#### Instruction 1
Reproduce the Greenwood Cemetery text below in full, word for word.

#### Page excerpt
━━━━━━━━━━
Greenwood Cemetery is located at 1173 Cascade Circle SW, Atlanta, Fulton County, Georgia, USA Postal Code: 30311.


Greenwood Cemetery was chartered in late 1904 with a cash capital of $100,000. The incorporators were William H. Brown and James L. Mayson. The first direct interment was in 1907. Greenwood has a large Jewish section and is also the burial place of local Chinese and Greek citizens. Greenwood cemetery was desegregated in 1987, when CR Jones, Atlanta's first black council member, was buried there.[1]

The cemetery contains one British Commonwealth war grave, of a Second World War airman of the Royal Canadian Air Force.[2]

Chinese Section

The Chinese lot is enclosed on three sides by an iron-pipe rail fence. In the center stands an obelisk some 30 feet tall. Near its base, and under another inscription in Chinese is the following: CHEE HUNG TONG, CHINESE FREE MASONS, Sept. 8, 1911. Many of the individual graves on the lot are marked by small headstones, inscribed in Chinese characters.
━━━━━━━━━━
#### Records shown

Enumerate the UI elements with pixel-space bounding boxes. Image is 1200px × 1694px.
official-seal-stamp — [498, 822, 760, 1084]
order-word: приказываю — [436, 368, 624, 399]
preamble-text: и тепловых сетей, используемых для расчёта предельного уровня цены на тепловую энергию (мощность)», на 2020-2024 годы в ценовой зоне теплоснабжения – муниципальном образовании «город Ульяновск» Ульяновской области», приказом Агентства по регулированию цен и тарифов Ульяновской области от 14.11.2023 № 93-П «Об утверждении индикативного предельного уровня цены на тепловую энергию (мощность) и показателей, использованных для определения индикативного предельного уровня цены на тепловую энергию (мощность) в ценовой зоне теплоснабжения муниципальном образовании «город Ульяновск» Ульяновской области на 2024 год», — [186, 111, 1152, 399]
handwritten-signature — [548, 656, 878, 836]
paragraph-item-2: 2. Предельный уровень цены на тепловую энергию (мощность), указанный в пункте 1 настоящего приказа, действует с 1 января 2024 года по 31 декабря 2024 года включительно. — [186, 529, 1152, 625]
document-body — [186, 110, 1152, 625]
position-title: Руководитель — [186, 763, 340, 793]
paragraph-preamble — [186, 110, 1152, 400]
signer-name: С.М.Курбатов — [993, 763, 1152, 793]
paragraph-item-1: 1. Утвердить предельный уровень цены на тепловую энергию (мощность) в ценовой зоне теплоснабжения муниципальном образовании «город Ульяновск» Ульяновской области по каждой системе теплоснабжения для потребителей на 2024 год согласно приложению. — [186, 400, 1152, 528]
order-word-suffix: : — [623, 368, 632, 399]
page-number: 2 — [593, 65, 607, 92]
━━━━━━━━━━
#### Instruction 2
How many lines in the listing contain the string "теплоснабжения"? Reply with the number only.

#### Complete answer 1
Greenwood Cemetery is located at 1173 Cascade Circle SW, Atlanta, Fulton County, Georgia, USA Postal Code: 30311.


Greenwood Cemetery was chartered in late 1904 with a cash capital of $100,000. The incorporators were William H. Brown and James L. Mayson. The first direct interment was in 1907. Greenwood has a large Jewish section and is also the burial place of local Chinese and Greek citizens. Greenwood cemetery was desegregated in 1987, when CR Jones, Atlanta's first black council member, was buried there.[1]

The cemetery contains one British Commonwealth war grave, of a Second World War airman of the Royal Canadian Air Force.[2]

Chinese Section

The Chinese lot is enclosed on three sides by an iron-pipe rail fence. In the center stands an obelisk some 30 feet tall. Near its base, and under another inscription in Chinese is the following: CHEE HUNG TONG, CHINESE FREE MASONS, Sept. 8, 1911. Many of the individual graves on the lot are marked by small headstones, inscribed in Chinese characters.

#### Complete answer 2
2